Lift out each line of the data that holds "krwinkach".

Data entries
start

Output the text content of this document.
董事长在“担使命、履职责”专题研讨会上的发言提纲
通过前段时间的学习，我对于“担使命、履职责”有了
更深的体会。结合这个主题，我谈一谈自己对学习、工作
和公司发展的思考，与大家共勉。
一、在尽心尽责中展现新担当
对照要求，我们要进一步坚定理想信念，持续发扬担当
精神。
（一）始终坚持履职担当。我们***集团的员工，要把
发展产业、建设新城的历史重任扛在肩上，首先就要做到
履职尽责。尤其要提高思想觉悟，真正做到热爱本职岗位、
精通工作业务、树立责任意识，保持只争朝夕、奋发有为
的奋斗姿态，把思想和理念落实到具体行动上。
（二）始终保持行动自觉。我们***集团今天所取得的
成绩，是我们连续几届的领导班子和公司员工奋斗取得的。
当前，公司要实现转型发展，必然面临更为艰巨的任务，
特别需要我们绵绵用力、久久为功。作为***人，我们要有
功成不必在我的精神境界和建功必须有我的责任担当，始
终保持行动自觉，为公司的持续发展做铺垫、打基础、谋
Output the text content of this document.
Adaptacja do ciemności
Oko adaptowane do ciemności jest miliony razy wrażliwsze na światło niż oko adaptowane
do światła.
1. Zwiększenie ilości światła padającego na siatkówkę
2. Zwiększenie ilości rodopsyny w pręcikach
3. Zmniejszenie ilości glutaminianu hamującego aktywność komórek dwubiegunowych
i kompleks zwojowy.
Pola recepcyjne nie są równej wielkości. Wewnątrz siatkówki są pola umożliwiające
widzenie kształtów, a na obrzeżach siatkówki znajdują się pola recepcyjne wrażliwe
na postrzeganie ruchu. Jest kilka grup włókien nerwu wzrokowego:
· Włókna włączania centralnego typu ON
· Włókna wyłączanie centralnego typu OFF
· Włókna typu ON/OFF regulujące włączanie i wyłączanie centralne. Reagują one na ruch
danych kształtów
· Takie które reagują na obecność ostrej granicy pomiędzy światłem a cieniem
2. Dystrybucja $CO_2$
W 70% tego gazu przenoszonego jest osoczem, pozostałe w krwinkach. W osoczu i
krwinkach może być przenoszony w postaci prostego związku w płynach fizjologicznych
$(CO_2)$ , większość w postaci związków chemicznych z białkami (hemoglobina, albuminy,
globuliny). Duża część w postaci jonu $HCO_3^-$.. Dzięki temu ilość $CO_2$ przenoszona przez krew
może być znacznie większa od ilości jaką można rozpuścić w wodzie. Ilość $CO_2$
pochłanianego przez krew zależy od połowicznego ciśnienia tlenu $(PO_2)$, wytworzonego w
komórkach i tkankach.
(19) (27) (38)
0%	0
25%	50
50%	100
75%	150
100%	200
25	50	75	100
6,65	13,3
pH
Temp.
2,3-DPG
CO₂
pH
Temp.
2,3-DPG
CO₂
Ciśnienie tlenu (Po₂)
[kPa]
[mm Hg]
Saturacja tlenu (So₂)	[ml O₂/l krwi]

end

WRITTEN RESPONSE
W 70% tego gazu przenoszonego jest osoczem, pozostałe w krwinkach. W osoczu i
krwinkach może być przenoszony w postaci prostego związku w płynach fizjologicznych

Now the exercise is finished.